Return a copy of each line that holds the string "plnění".

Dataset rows
• • • • •

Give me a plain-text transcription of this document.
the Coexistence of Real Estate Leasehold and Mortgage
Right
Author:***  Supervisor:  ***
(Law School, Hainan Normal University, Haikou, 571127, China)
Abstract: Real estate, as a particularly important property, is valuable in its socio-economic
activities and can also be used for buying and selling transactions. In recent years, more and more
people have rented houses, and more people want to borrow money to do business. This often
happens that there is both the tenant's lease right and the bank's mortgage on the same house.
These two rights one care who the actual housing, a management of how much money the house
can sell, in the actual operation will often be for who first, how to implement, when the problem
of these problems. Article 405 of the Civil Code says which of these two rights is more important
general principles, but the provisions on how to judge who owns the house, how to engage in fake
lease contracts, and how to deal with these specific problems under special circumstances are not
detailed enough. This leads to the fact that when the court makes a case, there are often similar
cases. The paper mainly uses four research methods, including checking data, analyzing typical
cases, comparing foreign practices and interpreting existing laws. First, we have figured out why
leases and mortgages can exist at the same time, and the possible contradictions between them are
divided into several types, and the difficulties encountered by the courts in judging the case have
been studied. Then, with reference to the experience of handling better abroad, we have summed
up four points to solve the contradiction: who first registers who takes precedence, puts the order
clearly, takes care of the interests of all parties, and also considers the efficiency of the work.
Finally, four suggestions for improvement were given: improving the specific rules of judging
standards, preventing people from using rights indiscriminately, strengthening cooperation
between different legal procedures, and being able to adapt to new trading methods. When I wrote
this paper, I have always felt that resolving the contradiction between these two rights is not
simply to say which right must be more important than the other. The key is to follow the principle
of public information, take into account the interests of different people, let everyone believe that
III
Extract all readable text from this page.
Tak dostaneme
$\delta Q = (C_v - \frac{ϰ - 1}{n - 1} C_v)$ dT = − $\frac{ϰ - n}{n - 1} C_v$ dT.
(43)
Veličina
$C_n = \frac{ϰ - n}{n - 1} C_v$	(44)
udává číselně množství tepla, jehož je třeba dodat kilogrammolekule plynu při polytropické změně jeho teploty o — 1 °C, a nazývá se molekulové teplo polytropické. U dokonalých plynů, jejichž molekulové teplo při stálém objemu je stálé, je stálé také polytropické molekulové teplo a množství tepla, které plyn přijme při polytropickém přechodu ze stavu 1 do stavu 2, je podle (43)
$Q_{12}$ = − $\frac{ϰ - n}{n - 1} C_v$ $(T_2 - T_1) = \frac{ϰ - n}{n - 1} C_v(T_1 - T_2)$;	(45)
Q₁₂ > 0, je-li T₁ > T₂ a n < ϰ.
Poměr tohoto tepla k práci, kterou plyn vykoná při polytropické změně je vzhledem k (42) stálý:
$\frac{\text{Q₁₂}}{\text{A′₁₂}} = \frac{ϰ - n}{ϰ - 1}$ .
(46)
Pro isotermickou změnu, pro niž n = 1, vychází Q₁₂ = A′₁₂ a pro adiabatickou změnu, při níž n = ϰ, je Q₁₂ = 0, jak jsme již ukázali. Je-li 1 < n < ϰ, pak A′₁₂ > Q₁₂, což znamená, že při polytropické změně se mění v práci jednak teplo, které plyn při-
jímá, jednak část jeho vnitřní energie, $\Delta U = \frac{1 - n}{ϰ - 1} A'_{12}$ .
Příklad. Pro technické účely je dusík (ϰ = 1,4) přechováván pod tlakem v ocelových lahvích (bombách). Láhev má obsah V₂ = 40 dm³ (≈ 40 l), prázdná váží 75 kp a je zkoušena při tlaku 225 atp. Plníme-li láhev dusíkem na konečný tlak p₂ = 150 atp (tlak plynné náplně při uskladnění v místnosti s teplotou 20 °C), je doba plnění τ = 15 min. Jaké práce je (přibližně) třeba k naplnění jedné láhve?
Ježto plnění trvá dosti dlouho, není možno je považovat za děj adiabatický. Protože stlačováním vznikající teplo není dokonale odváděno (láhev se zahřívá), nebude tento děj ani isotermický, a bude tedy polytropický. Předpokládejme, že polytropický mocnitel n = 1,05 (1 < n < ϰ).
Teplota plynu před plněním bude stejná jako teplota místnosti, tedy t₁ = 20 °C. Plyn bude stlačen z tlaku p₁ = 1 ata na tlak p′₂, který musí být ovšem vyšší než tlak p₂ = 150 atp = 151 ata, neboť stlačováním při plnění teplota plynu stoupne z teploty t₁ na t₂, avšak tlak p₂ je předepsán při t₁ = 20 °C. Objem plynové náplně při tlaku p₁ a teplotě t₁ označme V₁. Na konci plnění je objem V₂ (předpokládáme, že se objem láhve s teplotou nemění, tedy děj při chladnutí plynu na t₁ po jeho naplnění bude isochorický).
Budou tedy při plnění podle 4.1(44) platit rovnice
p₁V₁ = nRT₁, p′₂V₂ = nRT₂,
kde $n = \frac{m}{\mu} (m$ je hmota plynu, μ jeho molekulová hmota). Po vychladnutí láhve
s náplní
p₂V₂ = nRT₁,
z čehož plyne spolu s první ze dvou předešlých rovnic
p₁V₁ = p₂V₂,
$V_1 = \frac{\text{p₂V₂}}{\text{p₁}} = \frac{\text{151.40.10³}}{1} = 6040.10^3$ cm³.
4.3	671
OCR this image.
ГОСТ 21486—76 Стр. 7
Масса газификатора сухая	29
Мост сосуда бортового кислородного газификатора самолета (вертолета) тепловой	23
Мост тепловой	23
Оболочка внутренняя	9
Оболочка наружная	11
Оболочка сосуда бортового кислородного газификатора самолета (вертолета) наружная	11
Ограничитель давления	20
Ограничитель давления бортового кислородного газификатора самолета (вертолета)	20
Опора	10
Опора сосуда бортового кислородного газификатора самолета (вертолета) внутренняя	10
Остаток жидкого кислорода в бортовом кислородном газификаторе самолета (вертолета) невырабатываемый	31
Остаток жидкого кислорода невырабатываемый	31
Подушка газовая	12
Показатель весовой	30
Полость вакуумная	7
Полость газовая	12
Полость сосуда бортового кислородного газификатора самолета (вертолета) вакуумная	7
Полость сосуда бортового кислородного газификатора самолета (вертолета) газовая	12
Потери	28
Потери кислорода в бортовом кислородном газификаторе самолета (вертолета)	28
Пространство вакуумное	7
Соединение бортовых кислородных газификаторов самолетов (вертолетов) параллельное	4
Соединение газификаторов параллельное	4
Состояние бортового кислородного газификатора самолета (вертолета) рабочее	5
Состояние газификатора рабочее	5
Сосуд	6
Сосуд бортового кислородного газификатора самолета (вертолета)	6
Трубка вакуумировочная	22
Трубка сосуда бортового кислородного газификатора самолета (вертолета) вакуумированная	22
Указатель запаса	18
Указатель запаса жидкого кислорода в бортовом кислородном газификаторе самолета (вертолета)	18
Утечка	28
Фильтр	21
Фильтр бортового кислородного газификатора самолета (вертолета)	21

• • • • •

The response |
Příklad. Pro technické účely je dusík (ϰ = 1,4) přechováván pod tlakem v ocelových lahvích (bombách). Láhev má obsah V₂ = 40 dm³ (≈ 40 l), prázdná váží 75 kp a je zkoušena při tlaku 225 atp. Plníme-li láhev dusíkem na konečný tlak p₂ = 150 atp (tlak plynné náplně při uskladnění v místnosti s teplotou 20 °C), je doba plnění τ = 15 min. Jaké práce je (přibližně) třeba k naplnění jedné láhve?
Ježto plnění trvá dosti dlouho, není možno je považovat za děj adiabatický. Protože stlačováním vznikající teplo není dokonale odváděno (láhev se zahřívá), nebude tento děj ani isotermický, a bude tedy polytropický. Předpokládejme, že polytropický mocnitel n = 1,05 (1 < n < ϰ).
Teplota plynu před plněním bude stejná jako teplota místnosti, tedy t₁ = 20 °C. Plyn bude stlačen z tlaku p₁ = 1 ata na tlak p′₂, který musí být ovšem vyšší než tlak p₂ = 150 atp = 151 ata, neboť stlačováním při plnění teplota plynu stoupne z teploty t₁ na t₂, avšak tlak p₂ je předepsán při t₁ = 20 °C. Objem plynové náplně při tlaku p₁ a teplotě t₁ označme V₁. Na konci plnění je objem V₂ (předpokládáme, že se objem láhve s teplotou nemění, tedy děj při chladnutí plynu na t₁ po jeho naplnění bude isochorický).
Budou tedy při plnění podle 4.1(44) platit rovnice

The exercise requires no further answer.